▸ PROMPT
From the entries below, gather every line containing the string "solid".

▸ ENTRIES SHOWN
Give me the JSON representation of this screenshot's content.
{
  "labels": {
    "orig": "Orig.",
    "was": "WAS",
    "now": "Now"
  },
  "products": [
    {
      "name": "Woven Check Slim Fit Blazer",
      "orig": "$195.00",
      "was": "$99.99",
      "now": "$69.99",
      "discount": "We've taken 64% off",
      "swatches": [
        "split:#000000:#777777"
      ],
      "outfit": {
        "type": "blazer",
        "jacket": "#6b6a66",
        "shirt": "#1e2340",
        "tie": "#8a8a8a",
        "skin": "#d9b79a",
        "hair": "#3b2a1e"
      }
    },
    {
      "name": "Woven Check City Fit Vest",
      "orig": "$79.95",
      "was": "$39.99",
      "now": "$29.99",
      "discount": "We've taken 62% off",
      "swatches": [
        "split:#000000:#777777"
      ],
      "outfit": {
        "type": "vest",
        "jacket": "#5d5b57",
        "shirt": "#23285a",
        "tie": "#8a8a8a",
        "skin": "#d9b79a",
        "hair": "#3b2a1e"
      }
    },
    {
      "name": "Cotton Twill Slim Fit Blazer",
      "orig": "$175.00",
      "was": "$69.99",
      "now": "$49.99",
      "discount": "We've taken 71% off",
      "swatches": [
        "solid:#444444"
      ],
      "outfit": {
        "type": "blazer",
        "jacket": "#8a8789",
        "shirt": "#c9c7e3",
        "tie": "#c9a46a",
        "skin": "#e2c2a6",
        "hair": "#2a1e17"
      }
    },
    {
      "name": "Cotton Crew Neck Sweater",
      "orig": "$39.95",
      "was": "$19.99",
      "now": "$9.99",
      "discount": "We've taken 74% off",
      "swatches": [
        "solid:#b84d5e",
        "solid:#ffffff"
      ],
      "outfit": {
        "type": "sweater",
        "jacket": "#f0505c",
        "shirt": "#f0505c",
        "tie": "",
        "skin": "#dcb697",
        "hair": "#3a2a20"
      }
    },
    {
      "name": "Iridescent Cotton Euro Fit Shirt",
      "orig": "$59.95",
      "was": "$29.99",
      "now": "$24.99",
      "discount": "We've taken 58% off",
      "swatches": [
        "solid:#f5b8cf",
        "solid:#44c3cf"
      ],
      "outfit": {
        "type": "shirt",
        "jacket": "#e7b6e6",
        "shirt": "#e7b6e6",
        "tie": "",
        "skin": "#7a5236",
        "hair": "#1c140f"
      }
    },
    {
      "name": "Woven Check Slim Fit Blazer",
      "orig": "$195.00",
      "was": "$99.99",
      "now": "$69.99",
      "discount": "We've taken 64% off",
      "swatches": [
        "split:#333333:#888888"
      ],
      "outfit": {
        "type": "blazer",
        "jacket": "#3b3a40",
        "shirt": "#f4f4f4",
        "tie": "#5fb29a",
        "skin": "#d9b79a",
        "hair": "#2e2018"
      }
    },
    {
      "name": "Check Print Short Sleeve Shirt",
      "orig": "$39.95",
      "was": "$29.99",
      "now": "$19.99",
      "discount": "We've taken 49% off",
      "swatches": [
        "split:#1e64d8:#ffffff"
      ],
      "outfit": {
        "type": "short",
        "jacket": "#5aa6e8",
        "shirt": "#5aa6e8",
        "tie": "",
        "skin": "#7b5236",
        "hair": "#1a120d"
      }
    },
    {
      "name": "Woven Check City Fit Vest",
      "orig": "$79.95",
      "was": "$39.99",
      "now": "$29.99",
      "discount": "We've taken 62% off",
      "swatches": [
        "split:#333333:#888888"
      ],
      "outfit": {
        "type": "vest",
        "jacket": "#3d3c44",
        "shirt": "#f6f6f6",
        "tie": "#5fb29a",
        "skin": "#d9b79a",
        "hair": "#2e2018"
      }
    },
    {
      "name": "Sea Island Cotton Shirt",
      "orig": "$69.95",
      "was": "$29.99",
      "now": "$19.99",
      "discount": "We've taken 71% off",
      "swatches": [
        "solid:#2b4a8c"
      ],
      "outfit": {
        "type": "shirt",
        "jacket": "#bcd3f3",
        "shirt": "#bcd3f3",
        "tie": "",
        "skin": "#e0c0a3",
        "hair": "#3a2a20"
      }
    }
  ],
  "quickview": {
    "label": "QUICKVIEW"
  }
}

▸ EXPECTED OUTPUT
        "solid:#444444"
        "solid:#b84d5e",
        "solid:#ffffff"
        "solid:#f5b8cf",
        "solid:#44c3cf"
        "solid:#2b4a8c"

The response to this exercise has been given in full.